Records for the exercise start

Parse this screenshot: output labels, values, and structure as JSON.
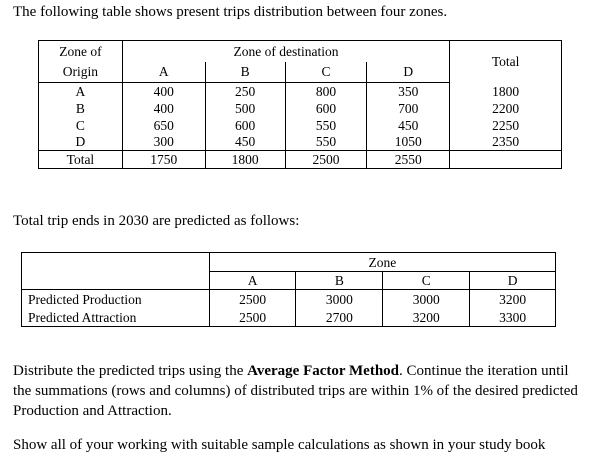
{
  "intro_text": "The following table shows present trips distribution between four zones.",
  "table1": {
    "origin_header_line1": "Zone of",
    "origin_header_line2": "Origin",
    "destination_header": "Zone of destination",
    "total_header": "Total",
    "columns": [
      "A",
      "B",
      "C",
      "D"
    ],
    "rows": [
      {
        "origin": "A",
        "values": [
          "400",
          "250",
          "800",
          "350"
        ],
        "total": "1800"
      },
      {
        "origin": "B",
        "values": [
          "400",
          "500",
          "600",
          "700"
        ],
        "total": "2200"
      },
      {
        "origin": "C",
        "values": [
          "650",
          "600",
          "550",
          "450"
        ],
        "total": "2250"
      },
      {
        "origin": "D",
        "values": [
          "300",
          "450",
          "550",
          "1050"
        ],
        "total": "2350"
      }
    ],
    "total_row_label": "Total",
    "column_totals": [
      "1750",
      "1800",
      "2500",
      "2550"
    ]
  },
  "mid_text": "Total trip ends in 2030 are predicted as follows:",
  "table2": {
    "zone_header": "Zone",
    "columns": [
      "A",
      "B",
      "C",
      "D"
    ],
    "rows": [
      {
        "label": "Predicted Production",
        "values": [
          "2500",
          "3000",
          "3000",
          "3200"
        ]
      },
      {
        "label": "Predicted Attraction",
        "values": [
          "2500",
          "2700",
          "3200",
          "3300"
        ]
      }
    ]
  },
  "paragraph": {
    "before_bold": "Distribute the predicted trips using the ",
    "bold": "Average Factor Method",
    "after_bold": ". Continue the iteration until the summations (rows and columns) of distributed trips are within 1% of the desired predicted Production and Attraction."
  },
  "note_text": "Show all of your working with suitable sample calculations as shown in your study book"
}
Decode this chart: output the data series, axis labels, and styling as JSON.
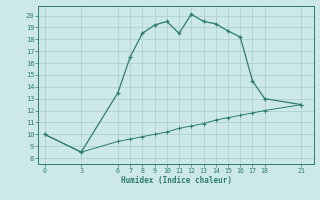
{
  "xlabel": "Humidex (Indice chaleur)",
  "line1_x": [
    0,
    3,
    6,
    7,
    8,
    9,
    10,
    11,
    12,
    13,
    14,
    15,
    16,
    17,
    18,
    21
  ],
  "line1_y": [
    10,
    8.5,
    13.5,
    16.5,
    18.5,
    19.2,
    19.5,
    18.5,
    20.1,
    19.5,
    19.3,
    18.7,
    18.2,
    14.5,
    13.0,
    12.5
  ],
  "line2_x": [
    0,
    3,
    6,
    7,
    8,
    9,
    10,
    11,
    12,
    13,
    14,
    15,
    16,
    17,
    18,
    21
  ],
  "line2_y": [
    10.0,
    8.5,
    9.4,
    9.6,
    9.8,
    10.0,
    10.2,
    10.5,
    10.7,
    10.9,
    11.2,
    11.4,
    11.6,
    11.8,
    12.0,
    12.5
  ],
  "line_color": "#2d7d6f",
  "bg_color": "#cce8e8",
  "grid_color": "#aacccc",
  "xticks": [
    0,
    3,
    6,
    7,
    8,
    9,
    10,
    11,
    12,
    13,
    14,
    15,
    16,
    17,
    18,
    21
  ],
  "yticks": [
    8,
    9,
    10,
    11,
    12,
    13,
    14,
    15,
    16,
    17,
    18,
    19,
    20
  ],
  "xlim": [
    -0.5,
    22
  ],
  "ylim": [
    7.5,
    20.8
  ]
}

Records for the exercise end

* Objective *
State how many lines of the records hold the string "JSON", and nothing else.

* Problem solution *
2